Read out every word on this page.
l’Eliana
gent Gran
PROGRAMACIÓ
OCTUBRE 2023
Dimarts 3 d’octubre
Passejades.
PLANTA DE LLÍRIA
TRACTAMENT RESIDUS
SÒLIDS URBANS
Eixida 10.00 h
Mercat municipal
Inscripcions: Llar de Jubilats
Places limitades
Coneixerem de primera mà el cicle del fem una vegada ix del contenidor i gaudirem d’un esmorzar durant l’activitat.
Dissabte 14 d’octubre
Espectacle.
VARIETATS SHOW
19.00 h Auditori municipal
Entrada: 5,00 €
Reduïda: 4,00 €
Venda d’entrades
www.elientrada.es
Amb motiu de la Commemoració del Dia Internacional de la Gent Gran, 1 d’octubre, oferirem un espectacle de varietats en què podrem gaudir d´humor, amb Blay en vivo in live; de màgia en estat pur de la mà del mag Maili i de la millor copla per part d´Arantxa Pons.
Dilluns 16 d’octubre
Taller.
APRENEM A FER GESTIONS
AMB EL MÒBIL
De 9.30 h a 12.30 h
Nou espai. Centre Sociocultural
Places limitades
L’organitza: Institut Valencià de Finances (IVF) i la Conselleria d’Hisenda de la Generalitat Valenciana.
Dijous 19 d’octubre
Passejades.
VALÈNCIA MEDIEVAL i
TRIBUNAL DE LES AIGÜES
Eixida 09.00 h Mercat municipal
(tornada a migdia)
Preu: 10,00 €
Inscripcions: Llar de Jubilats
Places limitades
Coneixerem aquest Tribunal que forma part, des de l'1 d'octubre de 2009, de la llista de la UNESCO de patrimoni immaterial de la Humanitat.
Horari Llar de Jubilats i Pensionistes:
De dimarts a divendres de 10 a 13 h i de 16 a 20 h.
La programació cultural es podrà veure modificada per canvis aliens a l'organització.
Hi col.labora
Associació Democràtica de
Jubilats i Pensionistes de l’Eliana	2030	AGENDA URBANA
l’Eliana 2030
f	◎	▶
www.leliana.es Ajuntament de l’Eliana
##############################
WHAT THE TASK REQUIRES —
The data above must be returned in full, exactly as written.

EXERCISE ANSWER —
Read out every word on this page.
l’Eliana
gent Gran
PROGRAMACIÓ
OCTUBRE 2023
Dimarts 3 d’octubre
Passejades.
PLANTA DE LLÍRIA
TRACTAMENT RESIDUS
SÒLIDS URBANS
Eixida 10.00 h
Mercat municipal
Inscripcions: Llar de Jubilats
Places limitades
Coneixerem de primera mà el cicle del fem una vegada ix del contenidor i gaudirem d’un esmorzar durant l’activitat.
Dissabte 14 d’octubre
Espectacle.
VARIETATS SHOW
19.00 h Auditori municipal
Entrada: 5,00 €
Reduïda: 4,00 €
Venda d’entrades
www.elientrada.es
Amb motiu de la Commemoració del Dia Internacional de la Gent Gran, 1 d’octubre, oferirem un espectacle de varietats en què podrem gaudir d´humor, amb Blay en vivo in live; de màgia en estat pur de la mà del mag Maili i de la millor copla per part d´Arantxa Pons.
Dilluns 16 d’octubre
Taller.
APRENEM A FER GESTIONS
AMB EL MÒBIL
De 9.30 h a 12.30 h
Nou espai. Centre Sociocultural
Places limitades
L’organitza: Institut Valencià de Finances (IVF) i la Conselleria d’Hisenda de la Generalitat Valenciana.
Dijous 19 d’octubre
Passejades.
VALÈNCIA MEDIEVAL i
TRIBUNAL DE LES AIGÜES
Eixida 09.00 h Mercat municipal
(tornada a migdia)
Preu: 10,00 €
Inscripcions: Llar de Jubilats
Places limitades
Coneixerem aquest Tribunal que forma part, des de l'1 d'octubre de 2009, de la llista de la UNESCO de patrimoni immaterial de la Humanitat.
Horari Llar de Jubilats i Pensionistes:
De dimarts a divendres de 10 a 13 h i de 16 a 20 h.
La programació cultural es podrà veure modificada per canvis aliens a l'organització.
Hi col.labora
Associació Democràtica de
Jubilats i Pensionistes de l’Eliana	2030	AGENDA URBANA
l’Eliana 2030
f	◎	▶
www.leliana.es Ajuntament de l’Eliana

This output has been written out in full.